*Task details:*
From the listing below, extract every line containing "label".

--- Records supplied ---

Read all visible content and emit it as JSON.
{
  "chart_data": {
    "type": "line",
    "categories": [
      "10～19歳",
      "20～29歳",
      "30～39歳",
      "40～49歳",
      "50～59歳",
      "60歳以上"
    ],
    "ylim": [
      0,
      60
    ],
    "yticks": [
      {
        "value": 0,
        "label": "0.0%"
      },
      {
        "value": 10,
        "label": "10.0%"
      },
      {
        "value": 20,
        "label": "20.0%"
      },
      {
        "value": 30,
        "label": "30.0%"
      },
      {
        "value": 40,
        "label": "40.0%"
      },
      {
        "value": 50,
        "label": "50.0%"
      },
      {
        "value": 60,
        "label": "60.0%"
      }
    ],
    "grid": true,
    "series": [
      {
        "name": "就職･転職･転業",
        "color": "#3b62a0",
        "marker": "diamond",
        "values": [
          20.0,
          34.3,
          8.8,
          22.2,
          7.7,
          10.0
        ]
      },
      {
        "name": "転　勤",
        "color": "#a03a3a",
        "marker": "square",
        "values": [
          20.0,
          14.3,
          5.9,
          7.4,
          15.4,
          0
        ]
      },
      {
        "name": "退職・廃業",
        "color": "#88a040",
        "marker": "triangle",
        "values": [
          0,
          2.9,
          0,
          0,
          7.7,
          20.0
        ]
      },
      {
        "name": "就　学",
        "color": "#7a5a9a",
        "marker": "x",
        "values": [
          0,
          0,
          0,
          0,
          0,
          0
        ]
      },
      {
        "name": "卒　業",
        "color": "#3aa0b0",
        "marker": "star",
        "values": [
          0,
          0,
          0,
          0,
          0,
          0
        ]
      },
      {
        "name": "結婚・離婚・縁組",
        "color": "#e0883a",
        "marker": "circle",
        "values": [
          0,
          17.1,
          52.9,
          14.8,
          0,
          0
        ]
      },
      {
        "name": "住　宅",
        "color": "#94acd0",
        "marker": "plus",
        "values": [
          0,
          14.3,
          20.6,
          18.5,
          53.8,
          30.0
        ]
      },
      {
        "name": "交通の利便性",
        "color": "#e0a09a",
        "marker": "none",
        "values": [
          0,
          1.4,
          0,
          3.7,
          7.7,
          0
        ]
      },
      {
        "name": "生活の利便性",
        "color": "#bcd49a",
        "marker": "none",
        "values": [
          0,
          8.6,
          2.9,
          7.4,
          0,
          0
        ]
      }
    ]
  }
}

---

*Answer:*
        "label": "0.0%"
        "label": "10.0%"
        "label": "20.0%"
        "label": "30.0%"
        "label": "40.0%"
        "label": "50.0%"
        "label": "60.0%"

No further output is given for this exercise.